» Stated task
Search the records for the word "JSON" and pick out every line that has it.

———

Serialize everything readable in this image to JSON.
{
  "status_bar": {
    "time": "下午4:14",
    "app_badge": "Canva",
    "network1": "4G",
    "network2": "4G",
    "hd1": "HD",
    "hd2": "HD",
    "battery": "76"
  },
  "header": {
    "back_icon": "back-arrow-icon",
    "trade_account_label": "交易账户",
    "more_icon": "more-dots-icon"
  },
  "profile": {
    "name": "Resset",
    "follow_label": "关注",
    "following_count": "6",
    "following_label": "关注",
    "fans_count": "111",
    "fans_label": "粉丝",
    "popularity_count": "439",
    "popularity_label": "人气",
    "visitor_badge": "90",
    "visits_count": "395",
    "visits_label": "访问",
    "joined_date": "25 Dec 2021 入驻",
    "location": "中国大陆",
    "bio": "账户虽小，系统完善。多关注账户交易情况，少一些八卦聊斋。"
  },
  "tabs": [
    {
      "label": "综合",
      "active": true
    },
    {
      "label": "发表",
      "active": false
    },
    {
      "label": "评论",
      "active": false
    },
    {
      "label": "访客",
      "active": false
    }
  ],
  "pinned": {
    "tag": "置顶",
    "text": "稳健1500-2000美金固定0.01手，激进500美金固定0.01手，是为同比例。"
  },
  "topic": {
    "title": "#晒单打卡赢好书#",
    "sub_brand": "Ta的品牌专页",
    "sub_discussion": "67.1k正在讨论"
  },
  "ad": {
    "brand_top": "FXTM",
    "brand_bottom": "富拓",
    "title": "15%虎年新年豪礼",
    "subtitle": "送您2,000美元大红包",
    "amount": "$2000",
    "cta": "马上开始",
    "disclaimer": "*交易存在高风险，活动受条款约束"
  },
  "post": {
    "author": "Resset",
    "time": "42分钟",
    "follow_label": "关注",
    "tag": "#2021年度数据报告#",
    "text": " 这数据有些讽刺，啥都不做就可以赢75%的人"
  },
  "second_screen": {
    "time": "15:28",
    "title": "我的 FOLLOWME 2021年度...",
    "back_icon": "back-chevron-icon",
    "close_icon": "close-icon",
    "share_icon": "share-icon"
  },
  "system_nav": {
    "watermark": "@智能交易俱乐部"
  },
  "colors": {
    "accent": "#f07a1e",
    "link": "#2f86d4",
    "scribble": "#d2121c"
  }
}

———

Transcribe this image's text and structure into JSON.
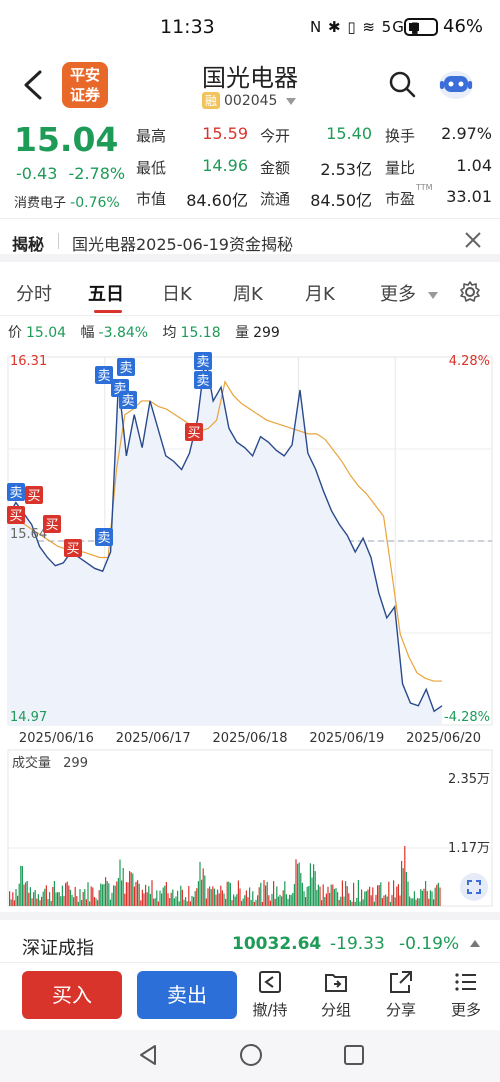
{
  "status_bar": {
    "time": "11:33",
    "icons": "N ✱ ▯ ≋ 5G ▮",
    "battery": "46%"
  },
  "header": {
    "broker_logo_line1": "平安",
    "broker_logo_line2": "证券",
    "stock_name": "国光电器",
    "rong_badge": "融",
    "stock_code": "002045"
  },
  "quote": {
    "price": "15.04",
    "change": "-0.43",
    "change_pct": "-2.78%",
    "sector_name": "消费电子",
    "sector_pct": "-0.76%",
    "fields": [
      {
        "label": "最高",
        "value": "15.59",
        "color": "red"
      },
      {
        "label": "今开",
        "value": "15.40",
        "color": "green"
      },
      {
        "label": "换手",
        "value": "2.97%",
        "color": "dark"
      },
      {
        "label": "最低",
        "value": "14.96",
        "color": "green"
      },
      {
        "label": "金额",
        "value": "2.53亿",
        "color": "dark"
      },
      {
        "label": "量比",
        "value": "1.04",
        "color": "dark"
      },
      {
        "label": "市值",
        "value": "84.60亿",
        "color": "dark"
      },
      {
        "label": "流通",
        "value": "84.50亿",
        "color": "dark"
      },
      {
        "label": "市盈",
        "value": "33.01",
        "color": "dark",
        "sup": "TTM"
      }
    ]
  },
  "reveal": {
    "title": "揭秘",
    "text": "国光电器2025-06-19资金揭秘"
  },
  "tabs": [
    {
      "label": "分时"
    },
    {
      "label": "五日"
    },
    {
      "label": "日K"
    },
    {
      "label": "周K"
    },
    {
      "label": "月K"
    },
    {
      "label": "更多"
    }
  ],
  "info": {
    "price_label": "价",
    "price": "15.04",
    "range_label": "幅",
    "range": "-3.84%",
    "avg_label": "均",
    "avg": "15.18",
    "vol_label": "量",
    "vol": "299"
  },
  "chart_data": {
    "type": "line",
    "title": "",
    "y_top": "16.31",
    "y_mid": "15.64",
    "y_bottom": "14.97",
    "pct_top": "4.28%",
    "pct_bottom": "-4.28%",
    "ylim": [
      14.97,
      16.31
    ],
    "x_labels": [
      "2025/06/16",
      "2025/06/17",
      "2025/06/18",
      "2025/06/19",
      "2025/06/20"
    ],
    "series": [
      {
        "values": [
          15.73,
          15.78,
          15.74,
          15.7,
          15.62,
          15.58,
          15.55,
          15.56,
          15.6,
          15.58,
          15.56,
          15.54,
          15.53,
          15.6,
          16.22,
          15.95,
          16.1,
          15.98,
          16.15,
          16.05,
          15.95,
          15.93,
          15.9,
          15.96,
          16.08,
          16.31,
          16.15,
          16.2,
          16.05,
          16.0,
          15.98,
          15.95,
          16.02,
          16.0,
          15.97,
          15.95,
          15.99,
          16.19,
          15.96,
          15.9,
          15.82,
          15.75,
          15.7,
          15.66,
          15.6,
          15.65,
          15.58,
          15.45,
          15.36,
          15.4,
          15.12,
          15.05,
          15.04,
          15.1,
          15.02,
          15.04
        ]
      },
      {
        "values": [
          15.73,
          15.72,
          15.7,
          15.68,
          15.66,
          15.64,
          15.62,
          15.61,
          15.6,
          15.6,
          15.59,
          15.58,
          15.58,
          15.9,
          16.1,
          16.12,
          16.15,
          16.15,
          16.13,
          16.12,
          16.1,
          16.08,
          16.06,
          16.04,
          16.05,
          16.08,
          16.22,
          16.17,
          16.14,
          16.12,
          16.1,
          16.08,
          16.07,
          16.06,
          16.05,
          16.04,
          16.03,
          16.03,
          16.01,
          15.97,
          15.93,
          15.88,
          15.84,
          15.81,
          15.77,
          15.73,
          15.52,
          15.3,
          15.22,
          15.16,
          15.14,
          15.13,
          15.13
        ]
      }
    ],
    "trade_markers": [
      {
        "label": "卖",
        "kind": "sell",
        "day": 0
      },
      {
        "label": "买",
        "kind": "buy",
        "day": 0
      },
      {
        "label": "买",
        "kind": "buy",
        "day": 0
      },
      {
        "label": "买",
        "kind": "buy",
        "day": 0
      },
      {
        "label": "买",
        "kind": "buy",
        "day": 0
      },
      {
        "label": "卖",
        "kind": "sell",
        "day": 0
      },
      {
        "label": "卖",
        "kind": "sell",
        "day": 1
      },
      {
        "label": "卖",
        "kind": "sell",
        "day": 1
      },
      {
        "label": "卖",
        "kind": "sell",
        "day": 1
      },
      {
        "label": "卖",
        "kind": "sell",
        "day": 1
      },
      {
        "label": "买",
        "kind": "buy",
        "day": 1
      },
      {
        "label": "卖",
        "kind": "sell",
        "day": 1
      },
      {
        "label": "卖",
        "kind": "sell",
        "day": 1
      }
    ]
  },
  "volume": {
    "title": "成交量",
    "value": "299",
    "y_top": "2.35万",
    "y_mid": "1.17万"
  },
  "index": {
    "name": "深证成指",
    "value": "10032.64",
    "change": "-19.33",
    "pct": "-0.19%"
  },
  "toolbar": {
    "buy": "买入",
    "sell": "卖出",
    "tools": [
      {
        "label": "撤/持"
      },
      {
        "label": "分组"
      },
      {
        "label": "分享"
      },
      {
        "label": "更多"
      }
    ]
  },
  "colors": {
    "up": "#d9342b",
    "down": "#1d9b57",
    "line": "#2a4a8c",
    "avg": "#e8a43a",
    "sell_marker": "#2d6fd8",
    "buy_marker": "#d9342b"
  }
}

———

» Written solution
Serialize everything readable in this image to JSON.
Transcribe this image's text and structure into JSON.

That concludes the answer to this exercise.